Provide the data again in its entirety, exactly as given.

> **EXTRACTED MATERIAL**:

========================================================================

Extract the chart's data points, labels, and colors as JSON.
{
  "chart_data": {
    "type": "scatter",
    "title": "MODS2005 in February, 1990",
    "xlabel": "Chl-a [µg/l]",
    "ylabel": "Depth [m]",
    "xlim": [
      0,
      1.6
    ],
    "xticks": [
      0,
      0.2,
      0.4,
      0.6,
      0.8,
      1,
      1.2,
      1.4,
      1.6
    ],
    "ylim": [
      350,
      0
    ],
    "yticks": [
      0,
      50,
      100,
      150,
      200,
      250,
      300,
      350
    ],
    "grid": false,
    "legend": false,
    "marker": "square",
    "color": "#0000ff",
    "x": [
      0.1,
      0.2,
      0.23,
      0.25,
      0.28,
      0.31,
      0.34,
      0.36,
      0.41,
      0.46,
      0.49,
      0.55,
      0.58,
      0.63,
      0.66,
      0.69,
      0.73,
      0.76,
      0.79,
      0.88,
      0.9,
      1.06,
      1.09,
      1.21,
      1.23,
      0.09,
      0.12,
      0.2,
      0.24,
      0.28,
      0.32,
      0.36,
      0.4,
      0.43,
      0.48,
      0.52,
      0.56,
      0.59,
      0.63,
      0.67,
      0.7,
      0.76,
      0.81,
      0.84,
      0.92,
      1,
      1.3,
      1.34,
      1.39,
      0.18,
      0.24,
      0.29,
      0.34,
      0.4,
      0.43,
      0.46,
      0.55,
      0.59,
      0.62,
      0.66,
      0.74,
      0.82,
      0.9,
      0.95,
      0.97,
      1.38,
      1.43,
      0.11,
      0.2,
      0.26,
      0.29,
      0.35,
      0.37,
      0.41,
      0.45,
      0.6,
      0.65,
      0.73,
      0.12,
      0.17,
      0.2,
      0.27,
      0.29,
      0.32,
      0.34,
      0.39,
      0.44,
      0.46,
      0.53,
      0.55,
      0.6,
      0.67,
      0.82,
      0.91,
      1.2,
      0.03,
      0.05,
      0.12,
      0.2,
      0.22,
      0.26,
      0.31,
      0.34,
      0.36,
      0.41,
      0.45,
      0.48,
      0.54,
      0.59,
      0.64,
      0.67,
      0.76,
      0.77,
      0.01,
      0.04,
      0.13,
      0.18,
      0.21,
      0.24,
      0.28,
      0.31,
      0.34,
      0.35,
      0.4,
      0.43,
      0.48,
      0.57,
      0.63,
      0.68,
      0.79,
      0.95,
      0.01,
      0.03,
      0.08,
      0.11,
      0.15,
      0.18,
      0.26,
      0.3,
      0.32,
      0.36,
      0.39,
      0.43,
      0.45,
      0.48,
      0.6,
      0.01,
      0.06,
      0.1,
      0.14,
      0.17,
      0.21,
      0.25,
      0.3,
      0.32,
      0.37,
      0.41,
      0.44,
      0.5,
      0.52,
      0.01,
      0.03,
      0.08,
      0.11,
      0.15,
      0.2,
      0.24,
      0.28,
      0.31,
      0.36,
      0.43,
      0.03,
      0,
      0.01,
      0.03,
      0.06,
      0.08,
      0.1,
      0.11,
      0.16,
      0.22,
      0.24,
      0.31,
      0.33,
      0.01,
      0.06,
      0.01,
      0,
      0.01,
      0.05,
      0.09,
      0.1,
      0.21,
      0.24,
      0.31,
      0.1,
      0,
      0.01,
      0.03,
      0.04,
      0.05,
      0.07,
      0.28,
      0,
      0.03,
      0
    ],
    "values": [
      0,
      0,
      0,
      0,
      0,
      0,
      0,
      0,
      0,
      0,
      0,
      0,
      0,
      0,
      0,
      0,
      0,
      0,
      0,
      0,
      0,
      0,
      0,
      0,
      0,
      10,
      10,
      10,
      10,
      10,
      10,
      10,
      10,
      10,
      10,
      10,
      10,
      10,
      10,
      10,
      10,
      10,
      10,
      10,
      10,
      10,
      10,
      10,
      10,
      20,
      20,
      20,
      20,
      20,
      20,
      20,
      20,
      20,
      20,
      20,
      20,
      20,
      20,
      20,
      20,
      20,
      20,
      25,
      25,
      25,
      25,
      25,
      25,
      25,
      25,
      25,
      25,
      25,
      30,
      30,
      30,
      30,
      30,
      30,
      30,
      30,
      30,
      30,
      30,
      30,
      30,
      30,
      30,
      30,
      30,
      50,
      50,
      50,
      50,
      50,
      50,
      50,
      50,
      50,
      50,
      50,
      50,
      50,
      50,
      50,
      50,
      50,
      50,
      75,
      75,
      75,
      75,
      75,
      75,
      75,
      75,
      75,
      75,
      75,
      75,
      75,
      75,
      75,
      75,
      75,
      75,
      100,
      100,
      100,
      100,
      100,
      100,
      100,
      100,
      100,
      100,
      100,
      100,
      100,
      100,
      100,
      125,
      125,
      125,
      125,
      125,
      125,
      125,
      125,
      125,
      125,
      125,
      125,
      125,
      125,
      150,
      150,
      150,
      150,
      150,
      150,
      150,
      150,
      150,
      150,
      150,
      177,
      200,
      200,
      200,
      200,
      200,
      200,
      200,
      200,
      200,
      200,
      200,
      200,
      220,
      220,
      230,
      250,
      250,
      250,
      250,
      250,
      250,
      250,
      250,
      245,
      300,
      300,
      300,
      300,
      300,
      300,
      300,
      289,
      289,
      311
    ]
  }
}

========================================================================

> **RESPONSE**:
Extract the chart's data points, labels, and colors as JSON.
{
  "chart_data": {
    "type": "scatter",
    "title": "MODS2005 in February, 1990",
    "xlabel": "Chl-a [µg/l]",
    "ylabel": "Depth [m]",
    "xlim": [
      0,
      1.6
    ],
    "xticks": [
      0,
      0.2,
      0.4,
      0.6,
      0.8,
      1,
      1.2,
      1.4,
      1.6
    ],
    "ylim": [
      350,
      0
    ],
    "yticks": [
      0,
      50,
      100,
      150,
      200,
      250,
      300,
      350
    ],
    "grid": false,
    "legend": false,
    "marker": "square",
    "color": "#0000ff",
    "x": [
      0.1,
      0.2,
      0.23,
      0.25,
      0.28,
      0.31,
      0.34,
      0.36,
      0.41,
      0.46,
      0.49,
      0.55,
      0.58,
      0.63,
      0.66,
      0.69,
      0.73,
      0.76,
      0.79,
      0.88,
      0.9,
      1.06,
      1.09,
      1.21,
      1.23,
      0.09,
      0.12,
      0.2,
      0.24,
      0.28,
      0.32,
      0.36,
      0.4,
      0.43,
      0.48,
      0.52,
      0.56,
      0.59,
      0.63,
      0.67,
      0.7,
      0.76,
      0.81,
      0.84,
      0.92,
      1,
      1.3,
      1.34,
      1.39,
      0.18,
      0.24,
      0.29,
      0.34,
      0.4,
      0.43,
      0.46,
      0.55,
      0.59,
      0.62,
      0.66,
      0.74,
      0.82,
      0.9,
      0.95,
      0.97,
      1.38,
      1.43,
      0.11,
      0.2,
      0.26,
      0.29,
      0.35,
      0.37,
      0.41,
      0.45,
      0.6,
      0.65,
      0.73,
      0.12,
      0.17,
      0.2,
      0.27,
      0.29,
      0.32,
      0.34,
      0.39,
      0.44,
      0.46,
      0.53,
      0.55,
      0.6,
      0.67,
      0.82,
      0.91,
      1.2,
      0.03,
      0.05,
      0.12,
      0.2,
      0.22,
      0.26,
      0.31,
      0.34,
      0.36,
      0.41,
      0.45,
      0.48,
      0.54,
      0.59,
      0.64,
      0.67,
      0.76,
      0.77,
      0.01,
      0.04,
      0.13,
      0.18,
      0.21,
      0.24,
      0.28,
      0.31,
      0.34,
      0.35,
      0.4,
      0.43,
      0.48,
      0.57,
      0.63,
      0.68,
      0.79,
      0.95,
      0.01,
      0.03,
      0.08,
      0.11,
      0.15,
      0.18,
      0.26,
      0.3,
      0.32,
      0.36,
      0.39,
      0.43,
      0.45,
      0.48,
      0.6,
      0.01,
      0.06,
      0.1,
      0.14,
      0.17,
      0.21,
      0.25,
      0.3,
      0.32,
      0.37,
      0.41,
      0.44,
      0.5,
      0.52,
      0.01,
      0.03,
      0.08,
      0.11,
      0.15,
      0.2,
      0.24,
      0.28,
      0.31,
      0.36,
      0.43,
      0.03,
      0,
      0.01,
      0.03,
      0.06,
      0.08,
      0.1,
      0.11,
      0.16,
      0.22,
      0.24,
      0.31,
      0.33,
      0.01,
      0.06,
      0.01,
      0,
      0.01,
      0.05,
      0.09,
      0.1,
      0.21,
      0.24,
      0.31,
      0.1,
      0,
      0.01,
      0.03,
      0.04,
      0.05,
      0.07,
      0.28,
      0,
      0.03,
      0
    ],
    "values": [
      0,
      0,
      0,
      0,
      0,
      0,
      0,
      0,
      0,
      0,
      0,
      0,
      0,
      0,
      0,
      0,
      0,
      0,
      0,
      0,
      0,
      0,
      0,
      0,
      0,
      10,
      10,
      10,
      10,
      10,
      10,
      10,
      10,
      10,
      10,
      10,
      10,
      10,
      10,
      10,
      10,
      10,
      10,
      10,
      10,
      10,
      10,
      10,
      10,
      20,
      20,
      20,
      20,
      20,
      20,
      20,
      20,
      20,
      20,
      20,
      20,
      20,
      20,
      20,
      20,
      20,
      20,
      25,
      25,
      25,
      25,
      25,
      25,
      25,
      25,
      25,
      25,
      25,
      30,
      30,
      30,
      30,
      30,
      30,
      30,
      30,
      30,
      30,
      30,
      30,
      30,
      30,
      30,
      30,
      30,
      50,
      50,
      50,
      50,
      50,
      50,
      50,
      50,
      50,
      50,
      50,
      50,
      50,
      50,
      50,
      50,
      50,
      50,
      75,
      75,
      75,
      75,
      75,
      75,
      75,
      75,
      75,
      75,
      75,
      75,
      75,
      75,
      75,
      75,
      75,
      75,
      100,
      100,
      100,
      100,
      100,
      100,
      100,
      100,
      100,
      100,
      100,
      100,
      100,
      100,
      100,
      125,
      125,
      125,
      125,
      125,
      125,
      125,
      125,
      125,
      125,
      125,
      125,
      125,
      125,
      150,
      150,
      150,
      150,
      150,
      150,
      150,
      150,
      150,
      150,
      150,
      177,
      200,
      200,
      200,
      200,
      200,
      200,
      200,
      200,
      200,
      200,
      200,
      200,
      220,
      220,
      230,
      250,
      250,
      250,
      250,
      250,
      250,
      250,
      250,
      245,
      300,
      300,
      300,
      300,
      300,
      300,
      300,
      289,
      289,
      311
    ]
  }
}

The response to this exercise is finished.